Start of MATERIAL PROVIDED

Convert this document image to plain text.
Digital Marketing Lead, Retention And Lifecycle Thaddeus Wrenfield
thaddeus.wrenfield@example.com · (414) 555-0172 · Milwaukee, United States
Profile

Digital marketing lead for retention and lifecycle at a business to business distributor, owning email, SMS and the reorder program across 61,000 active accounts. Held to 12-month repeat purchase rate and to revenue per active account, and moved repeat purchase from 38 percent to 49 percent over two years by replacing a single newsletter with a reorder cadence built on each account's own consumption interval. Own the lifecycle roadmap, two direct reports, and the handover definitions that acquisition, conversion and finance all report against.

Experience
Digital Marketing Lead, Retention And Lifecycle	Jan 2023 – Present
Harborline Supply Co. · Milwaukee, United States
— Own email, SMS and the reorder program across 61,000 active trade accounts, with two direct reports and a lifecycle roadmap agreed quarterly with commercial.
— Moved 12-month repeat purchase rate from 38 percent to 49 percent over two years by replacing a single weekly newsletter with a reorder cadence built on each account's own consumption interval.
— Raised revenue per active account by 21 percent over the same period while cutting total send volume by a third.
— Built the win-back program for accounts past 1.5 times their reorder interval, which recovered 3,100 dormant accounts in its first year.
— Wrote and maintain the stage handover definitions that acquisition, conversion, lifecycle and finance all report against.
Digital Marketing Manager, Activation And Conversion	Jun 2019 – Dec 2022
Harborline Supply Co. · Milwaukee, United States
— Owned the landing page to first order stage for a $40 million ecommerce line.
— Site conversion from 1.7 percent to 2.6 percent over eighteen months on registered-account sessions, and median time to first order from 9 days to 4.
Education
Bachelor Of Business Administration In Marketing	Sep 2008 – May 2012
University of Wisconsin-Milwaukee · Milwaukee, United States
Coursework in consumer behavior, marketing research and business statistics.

End of MATERIAL PROVIDED

→ YOUR INSTRUCTIONS: Return every line of the material exactly.

→ COMPLETE RESPONSE:
Convert this document image to plain text.
Digital Marketing Lead, Retention And Lifecycle Thaddeus Wrenfield
thaddeus.wrenfield@example.com · (414) 555-0172 · Milwaukee, United States
Profile

Digital marketing lead for retention and lifecycle at a business to business distributor, owning email, SMS and the reorder program across 61,000 active accounts. Held to 12-month repeat purchase rate and to revenue per active account, and moved repeat purchase from 38 percent to 49 percent over two years by replacing a single newsletter with a reorder cadence built on each account's own consumption interval. Own the lifecycle roadmap, two direct reports, and the handover definitions that acquisition, conversion and finance all report against.

Experience
Digital Marketing Lead, Retention And Lifecycle	Jan 2023 – Present
Harborline Supply Co. · Milwaukee, United States
— Own email, SMS and the reorder program across 61,000 active trade accounts, with two direct reports and a lifecycle roadmap agreed quarterly with commercial.
— Moved 12-month repeat purchase rate from 38 percent to 49 percent over two years by replacing a single weekly newsletter with a reorder cadence built on each account's own consumption interval.
— Raised revenue per active account by 21 percent over the same period while cutting total send volume by a third.
— Built the win-back program for accounts past 1.5 times their reorder interval, which recovered 3,100 dormant accounts in its first year.
— Wrote and maintain the stage handover definitions that acquisition, conversion, lifecycle and finance all report against.
Digital Marketing Manager, Activation And Conversion	Jun 2019 – Dec 2022
Harborline Supply Co. · Milwaukee, United States
— Owned the landing page to first order stage for a $40 million ecommerce line.
— Site conversion from 1.7 percent to 2.6 percent over eighteen months on registered-account sessions, and median time to first order from 9 days to 4.
Education
Bachelor Of Business Administration In Marketing	Sep 2008 – May 2012
University of Wisconsin-Milwaukee · Milwaukee, United States
Coursework in consumer behavior, marketing research and business statistics.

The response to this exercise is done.